*YOUR TASK*: Make a verbatim copy of the entries below; pictures stay out.

══════

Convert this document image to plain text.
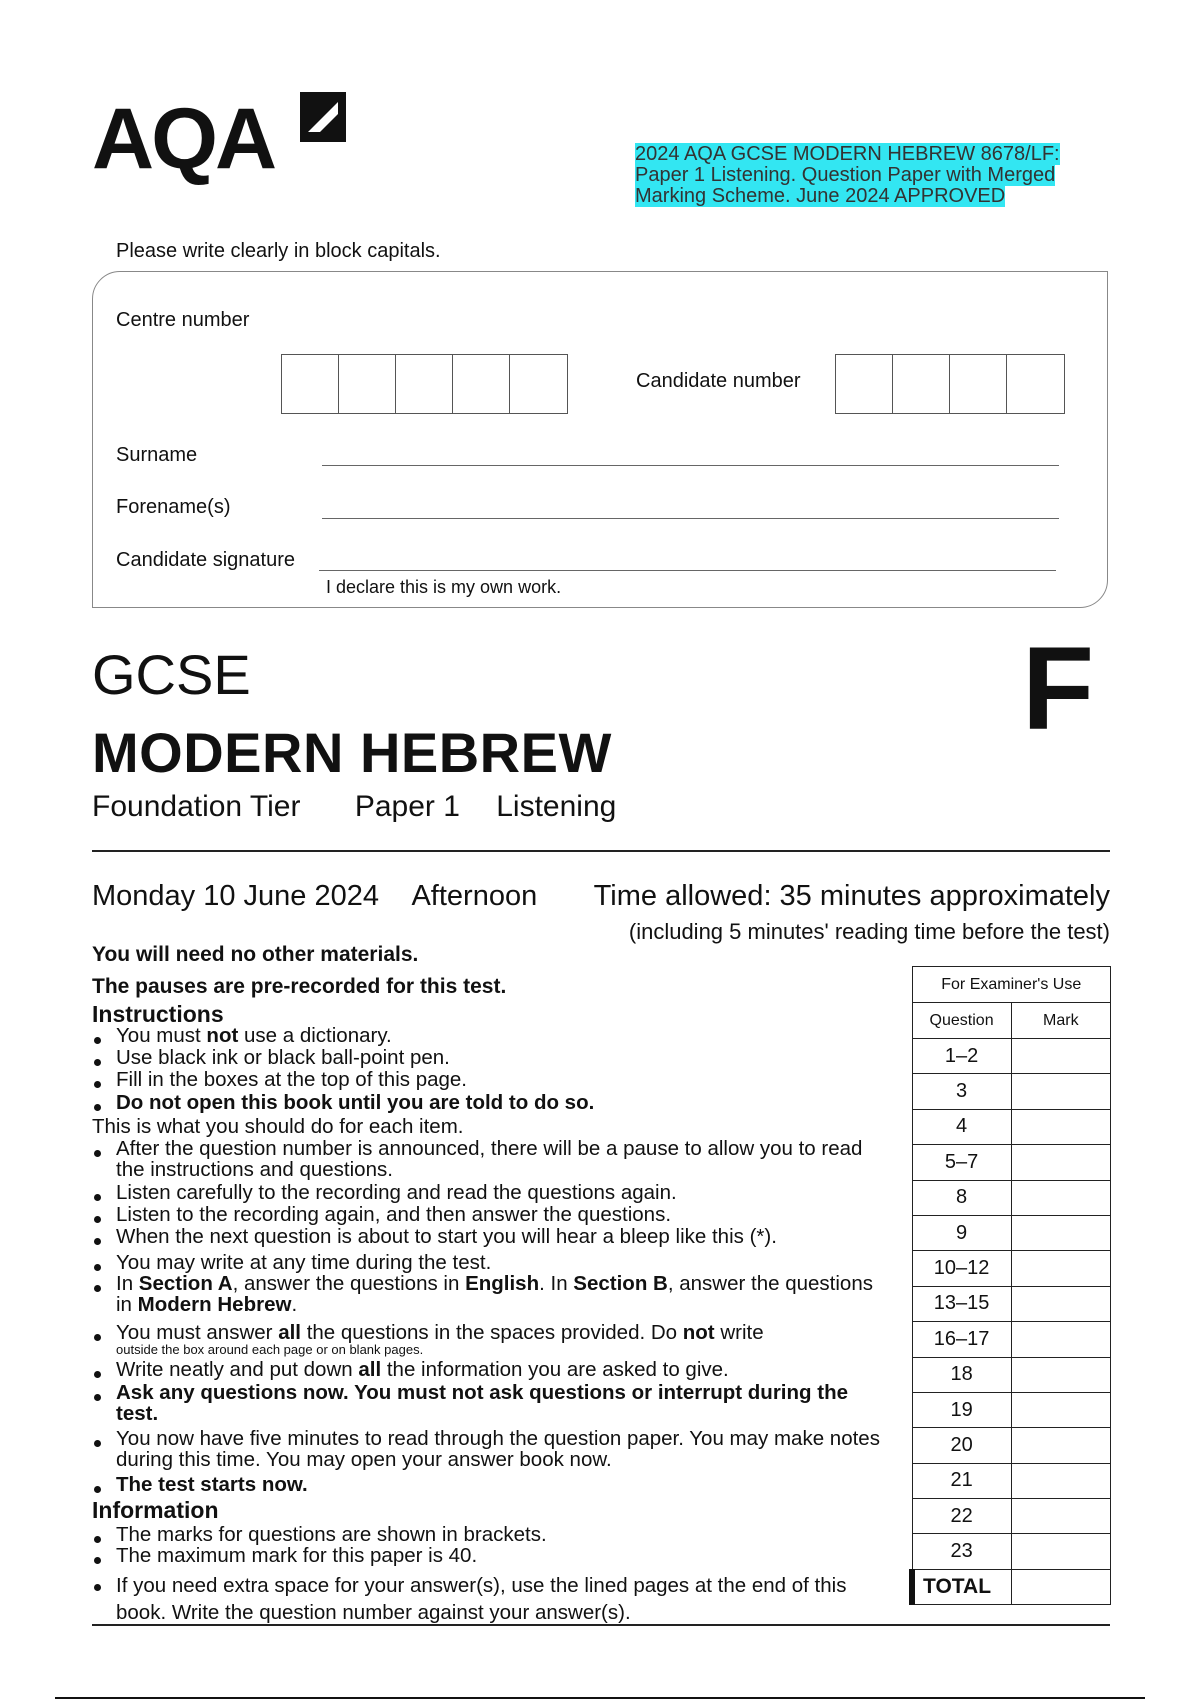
AQA	2024 AQA GCSE MODERN HEBREW 8678/LF: Paper 1 Listening. Question Paper with Merged Marking Scheme. June 2024 APPROVED
Please write clearly in block capitals.
Centre number
Candidate number
Surname
Forename(s)
Candidate signature
I declare this is my own work.
GCSE
MODERN HEBREW	F
Foundation Tier Paper 1 Listening
Monday 10 June 2024 Afternoon	Time allowed: 35 minutes approximately
(including 5 minutes' reading time before the test)
You will need no other materials.
The pauses are pre-recorded for this test.
Instructions
You must not use a dictionary.
Use black ink or black ball-point pen.
Fill in the boxes at the top of this page.
Do not open this book until you are told to do so.
This is what you should do for each item.
After the question number is announced, there will be a pause to allow you to read the instructions and questions.
Listen carefully to the recording and read the questions again.
Listen to the recording again, and then answer the questions.
When the next question is about to start you will hear a bleep like this (*).
You may write at any time during the test.
In Section A, answer the questions in English. In Section B, answer the questions in Modern Hebrew.
You must answer all the questions in the spaces provided. Do not write
outside the box around each page or on blank pages.
Write neatly and put down all the information you are asked to give.
Ask any questions now. You must not ask questions or interrupt during the test.
You now have five minutes to read through the question paper. You may make notes during this time. You may open your answer book now.
The test starts now.
Information
The marks for questions are shown in brackets.
The maximum mark for this paper is 40.
If you need extra space for your answer(s), use the lined pages at the end of this book. Write the question number against your answer(s).
For Examiner's Use	
Question	Mark
1–2	
3	
4	
5–7	
8	
9	
10–12	
13–15	
16–17	
18	
19	
20	
21	
22	
23	
TOTAL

══════

*SOLUTION FOR THIS TASK*:
Convert this document image to plain text.
AQA	2024 AQA GCSE MODERN HEBREW 8678/LF: Paper 1 Listening. Question Paper with Merged Marking Scheme. June 2024 APPROVED
Please write clearly in block capitals.
Centre number
Candidate number
Surname
Forename(s)
Candidate signature
I declare this is my own work.
GCSE
MODERN HEBREW	F
Foundation Tier Paper 1 Listening
Monday 10 June 2024 Afternoon	Time allowed: 35 minutes approximately
(including 5 minutes' reading time before the test)
You will need no other materials.
The pauses are pre-recorded for this test.
Instructions
You must not use a dictionary.
Use black ink or black ball-point pen.
Fill in the boxes at the top of this page.
Do not open this book until you are told to do so.
This is what you should do for each item.
After the question number is announced, there will be a pause to allow you to read the instructions and questions.
Listen carefully to the recording and read the questions again.
Listen to the recording again, and then answer the questions.
When the next question is about to start you will hear a bleep like this (*).
You may write at any time during the test.
In Section A, answer the questions in English. In Section B, answer the questions in Modern Hebrew.
You must answer all the questions in the spaces provided. Do not write
outside the box around each page or on blank pages.
Write neatly and put down all the information you are asked to give.
Ask any questions now. You must not ask questions or interrupt during the test.
You now have five minutes to read through the question paper. You may make notes during this time. You may open your answer book now.
The test starts now.
Information
The marks for questions are shown in brackets.
The maximum mark for this paper is 40.
If you need extra space for your answer(s), use the lined pages at the end of this book. Write the question number against your answer(s).
For Examiner's Use	
Question	Mark
1–2	
3	
4	
5–7	
8	
9	
10–12	
13–15	
16–17	
18	
19	
20	
21	
22	
23	
TOTAL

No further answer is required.